(Stored entries)
══════════
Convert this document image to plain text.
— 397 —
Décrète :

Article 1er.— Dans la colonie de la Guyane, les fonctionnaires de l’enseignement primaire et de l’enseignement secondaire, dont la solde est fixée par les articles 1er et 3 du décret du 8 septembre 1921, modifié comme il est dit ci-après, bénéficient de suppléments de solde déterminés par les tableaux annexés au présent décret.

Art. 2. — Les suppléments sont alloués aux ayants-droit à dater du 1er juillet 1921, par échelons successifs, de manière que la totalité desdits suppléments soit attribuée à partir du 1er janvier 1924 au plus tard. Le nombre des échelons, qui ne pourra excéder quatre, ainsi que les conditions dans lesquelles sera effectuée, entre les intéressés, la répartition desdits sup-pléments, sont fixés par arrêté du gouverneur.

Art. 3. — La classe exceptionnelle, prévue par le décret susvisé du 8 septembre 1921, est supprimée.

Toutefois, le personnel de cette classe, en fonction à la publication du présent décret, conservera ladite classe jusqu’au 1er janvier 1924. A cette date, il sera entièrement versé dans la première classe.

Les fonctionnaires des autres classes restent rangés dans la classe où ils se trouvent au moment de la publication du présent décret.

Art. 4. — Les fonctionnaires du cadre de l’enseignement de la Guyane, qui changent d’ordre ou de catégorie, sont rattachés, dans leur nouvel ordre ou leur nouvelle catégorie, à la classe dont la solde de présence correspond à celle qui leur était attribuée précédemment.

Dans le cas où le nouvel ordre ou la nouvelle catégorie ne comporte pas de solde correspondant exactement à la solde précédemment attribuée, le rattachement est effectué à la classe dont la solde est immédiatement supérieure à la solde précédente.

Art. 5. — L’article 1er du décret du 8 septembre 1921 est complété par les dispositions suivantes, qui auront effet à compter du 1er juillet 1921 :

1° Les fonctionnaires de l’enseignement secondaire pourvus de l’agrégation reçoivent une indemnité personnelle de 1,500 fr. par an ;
══════════
#### [Task to carry out]
From the records above, extract every line exactly as it stands.

#### [Response for this exercise]
Convert this document image to plain text.
— 397 —
Décrète :

Article 1er.— Dans la colonie de la Guyane, les fonctionnaires de l’enseignement primaire et de l’enseignement secondaire, dont la solde est fixée par les articles 1er et 3 du décret du 8 septembre 1921, modifié comme il est dit ci-après, bénéficient de suppléments de solde déterminés par les tableaux annexés au présent décret.

Art. 2. — Les suppléments sont alloués aux ayants-droit à dater du 1er juillet 1921, par échelons successifs, de manière que la totalité desdits suppléments soit attribuée à partir du 1er janvier 1924 au plus tard. Le nombre des échelons, qui ne pourra excéder quatre, ainsi que les conditions dans lesquelles sera effectuée, entre les intéressés, la répartition desdits sup-pléments, sont fixés par arrêté du gouverneur.

Art. 3. — La classe exceptionnelle, prévue par le décret susvisé du 8 septembre 1921, est supprimée.

Toutefois, le personnel de cette classe, en fonction à la publication du présent décret, conservera ladite classe jusqu’au 1er janvier 1924. A cette date, il sera entièrement versé dans la première classe.

Les fonctionnaires des autres classes restent rangés dans la classe où ils se trouvent au moment de la publication du présent décret.

Art. 4. — Les fonctionnaires du cadre de l’enseignement de la Guyane, qui changent d’ordre ou de catégorie, sont rattachés, dans leur nouvel ordre ou leur nouvelle catégorie, à la classe dont la solde de présence correspond à celle qui leur était attribuée précédemment.

Dans le cas où le nouvel ordre ou la nouvelle catégorie ne comporte pas de solde correspondant exactement à la solde précédemment attribuée, le rattachement est effectué à la classe dont la solde est immédiatement supérieure à la solde précédente.

Art. 5. — L’article 1er du décret du 8 septembre 1921 est complété par les dispositions suivantes, qui auront effet à compter du 1er juillet 1921 :

1° Les fonctionnaires de l’enseignement secondaire pourvus de l’agrégation reçoivent une indemnité personnelle de 1,500 fr. par an ;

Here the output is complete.